- [Given problem]: Every line of the records must be repeated exactly; pictures stay out.
───
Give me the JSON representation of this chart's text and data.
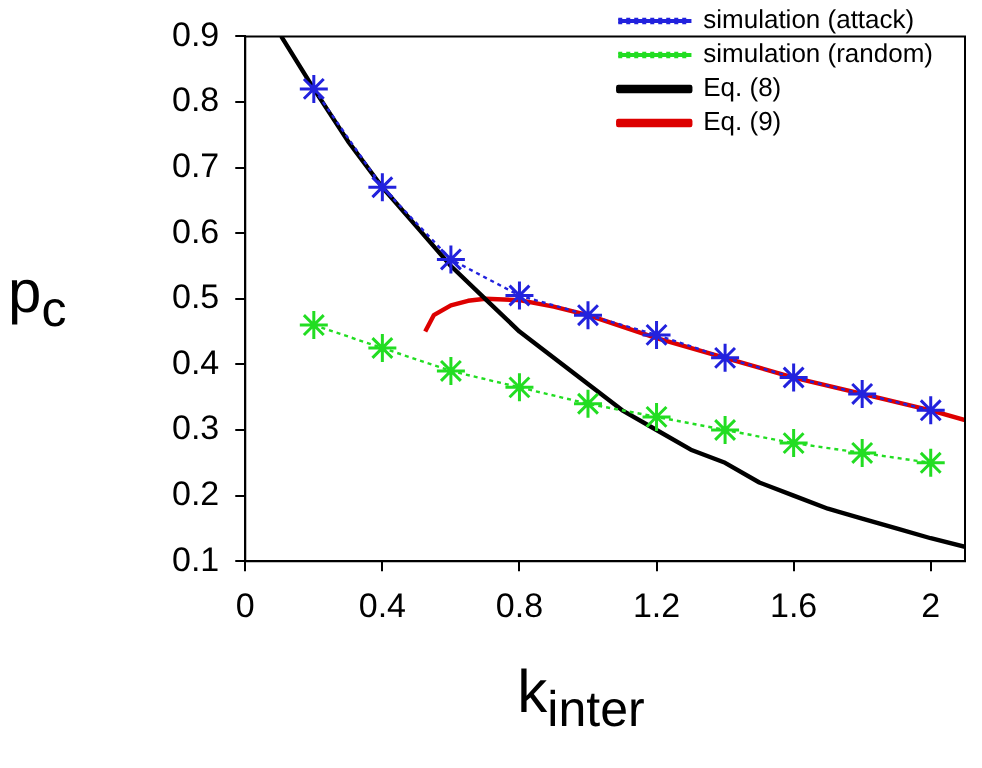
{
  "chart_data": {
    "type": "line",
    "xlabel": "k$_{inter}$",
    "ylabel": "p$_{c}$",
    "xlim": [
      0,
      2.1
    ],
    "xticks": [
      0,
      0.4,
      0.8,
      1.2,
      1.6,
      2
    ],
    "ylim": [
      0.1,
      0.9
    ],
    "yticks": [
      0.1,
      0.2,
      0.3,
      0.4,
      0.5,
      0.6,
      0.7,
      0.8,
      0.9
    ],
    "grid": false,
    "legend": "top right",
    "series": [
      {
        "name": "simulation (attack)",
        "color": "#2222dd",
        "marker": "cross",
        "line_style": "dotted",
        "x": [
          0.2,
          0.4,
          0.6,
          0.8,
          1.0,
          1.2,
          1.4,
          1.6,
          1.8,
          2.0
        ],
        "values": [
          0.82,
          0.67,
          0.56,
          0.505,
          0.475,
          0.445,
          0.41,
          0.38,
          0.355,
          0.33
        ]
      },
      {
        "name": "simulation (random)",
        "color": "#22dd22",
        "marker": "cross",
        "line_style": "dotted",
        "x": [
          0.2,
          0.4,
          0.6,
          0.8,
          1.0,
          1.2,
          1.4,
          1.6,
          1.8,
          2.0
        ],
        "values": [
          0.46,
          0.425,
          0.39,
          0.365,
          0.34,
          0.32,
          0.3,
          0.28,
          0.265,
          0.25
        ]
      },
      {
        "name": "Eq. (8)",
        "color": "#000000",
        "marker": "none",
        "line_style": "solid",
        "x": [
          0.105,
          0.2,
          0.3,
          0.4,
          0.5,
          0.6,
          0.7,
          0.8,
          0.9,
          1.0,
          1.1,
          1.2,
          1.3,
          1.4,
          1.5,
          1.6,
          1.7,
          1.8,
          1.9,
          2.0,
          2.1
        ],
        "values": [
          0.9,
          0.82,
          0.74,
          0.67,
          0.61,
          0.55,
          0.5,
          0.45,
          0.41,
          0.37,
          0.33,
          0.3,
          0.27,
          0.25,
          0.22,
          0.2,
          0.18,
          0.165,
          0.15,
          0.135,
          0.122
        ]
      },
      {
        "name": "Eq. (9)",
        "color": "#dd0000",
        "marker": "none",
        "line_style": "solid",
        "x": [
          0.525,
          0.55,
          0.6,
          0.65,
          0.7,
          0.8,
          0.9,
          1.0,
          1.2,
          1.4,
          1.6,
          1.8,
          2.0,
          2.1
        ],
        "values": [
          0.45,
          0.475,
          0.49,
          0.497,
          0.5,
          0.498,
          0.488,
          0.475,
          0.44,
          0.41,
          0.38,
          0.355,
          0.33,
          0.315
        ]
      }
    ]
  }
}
───
- [Solution below]:
Give me the JSON representation of this chart's text and data.
{
  "chart_data": {
    "type": "line",
    "xlabel": "k$_{inter}$",
    "ylabel": "p$_{c}$",
    "xlim": [
      0,
      2.1
    ],
    "xticks": [
      0,
      0.4,
      0.8,
      1.2,
      1.6,
      2
    ],
    "ylim": [
      0.1,
      0.9
    ],
    "yticks": [
      0.1,
      0.2,
      0.3,
      0.4,
      0.5,
      0.6,
      0.7,
      0.8,
      0.9
    ],
    "grid": false,
    "legend": "top right",
    "series": [
      {
        "name": "simulation (attack)",
        "color": "#2222dd",
        "marker": "cross",
        "line_style": "dotted",
        "x": [
          0.2,
          0.4,
          0.6,
          0.8,
          1.0,
          1.2,
          1.4,
          1.6,
          1.8,
          2.0
        ],
        "values": [
          0.82,
          0.67,
          0.56,
          0.505,
          0.475,
          0.445,
          0.41,
          0.38,
          0.355,
          0.33
        ]
      },
      {
        "name": "simulation (random)",
        "color": "#22dd22",
        "marker": "cross",
        "line_style": "dotted",
        "x": [
          0.2,
          0.4,
          0.6,
          0.8,
          1.0,
          1.2,
          1.4,
          1.6,
          1.8,
          2.0
        ],
        "values": [
          0.46,
          0.425,
          0.39,
          0.365,
          0.34,
          0.32,
          0.3,
          0.28,
          0.265,
          0.25
        ]
      },
      {
        "name": "Eq. (8)",
        "color": "#000000",
        "marker": "none",
        "line_style": "solid",
        "x": [
          0.105,
          0.2,
          0.3,
          0.4,
          0.5,
          0.6,
          0.7,
          0.8,
          0.9,
          1.0,
          1.1,
          1.2,
          1.3,
          1.4,
          1.5,
          1.6,
          1.7,
          1.8,
          1.9,
          2.0,
          2.1
        ],
        "values": [
          0.9,
          0.82,
          0.74,
          0.67,
          0.61,
          0.55,
          0.5,
          0.45,
          0.41,
          0.37,
          0.33,
          0.3,
          0.27,
          0.25,
          0.22,
          0.2,
          0.18,
          0.165,
          0.15,
          0.135,
          0.122
        ]
      },
      {
        "name": "Eq. (9)",
        "color": "#dd0000",
        "marker": "none",
        "line_style": "solid",
        "x": [
          0.525,
          0.55,
          0.6,
          0.65,
          0.7,
          0.8,
          0.9,
          1.0,
          1.2,
          1.4,
          1.6,
          1.8,
          2.0,
          2.1
        ],
        "values": [
          0.45,
          0.475,
          0.49,
          0.497,
          0.5,
          0.498,
          0.488,
          0.475,
          0.44,
          0.41,
          0.38,
          0.355,
          0.33,
          0.315
        ]
      }
    ]
  }
}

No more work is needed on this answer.